Items listed in a dataset

* * * * *

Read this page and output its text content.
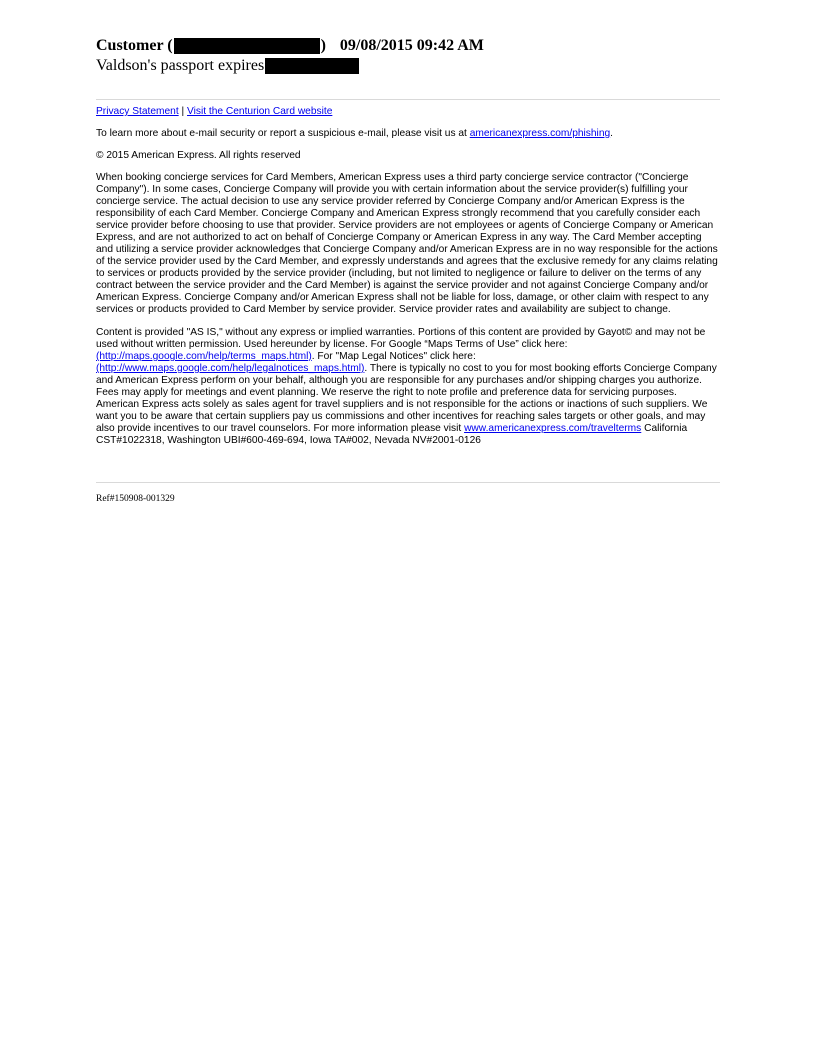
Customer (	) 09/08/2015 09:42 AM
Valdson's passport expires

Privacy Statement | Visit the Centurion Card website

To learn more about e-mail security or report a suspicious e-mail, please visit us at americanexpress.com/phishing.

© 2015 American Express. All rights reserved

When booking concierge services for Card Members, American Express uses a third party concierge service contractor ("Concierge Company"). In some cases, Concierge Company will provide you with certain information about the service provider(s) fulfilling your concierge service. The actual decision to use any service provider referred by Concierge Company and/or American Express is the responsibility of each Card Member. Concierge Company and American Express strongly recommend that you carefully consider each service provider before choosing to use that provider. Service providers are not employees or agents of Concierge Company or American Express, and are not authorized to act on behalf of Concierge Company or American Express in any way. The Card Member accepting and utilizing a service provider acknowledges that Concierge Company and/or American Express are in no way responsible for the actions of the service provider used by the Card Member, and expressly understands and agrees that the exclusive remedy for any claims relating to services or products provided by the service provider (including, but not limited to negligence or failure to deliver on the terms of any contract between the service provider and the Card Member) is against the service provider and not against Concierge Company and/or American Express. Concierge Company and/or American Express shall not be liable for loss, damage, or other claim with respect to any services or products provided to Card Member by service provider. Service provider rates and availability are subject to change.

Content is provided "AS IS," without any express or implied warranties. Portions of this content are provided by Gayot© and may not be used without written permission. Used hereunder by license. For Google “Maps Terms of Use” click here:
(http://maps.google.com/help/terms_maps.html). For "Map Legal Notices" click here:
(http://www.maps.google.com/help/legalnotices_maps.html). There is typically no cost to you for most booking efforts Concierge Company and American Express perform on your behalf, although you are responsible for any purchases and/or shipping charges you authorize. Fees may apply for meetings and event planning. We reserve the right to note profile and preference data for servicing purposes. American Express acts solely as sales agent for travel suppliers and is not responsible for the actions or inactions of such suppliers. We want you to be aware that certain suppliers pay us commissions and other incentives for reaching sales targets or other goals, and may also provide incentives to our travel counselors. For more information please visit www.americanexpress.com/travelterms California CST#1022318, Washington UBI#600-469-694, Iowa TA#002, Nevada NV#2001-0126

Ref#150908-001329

* * * * *

# Exercise task
List every line above that contains the word "content".

# Solved exercise
Read this page and output its text content.
Content is provided "AS IS," without any express or implied warranties. Portions of this content are provided by Gayot© and may not be used without written permission. Used hereunder by license. For Google “Maps Terms of Use” click here:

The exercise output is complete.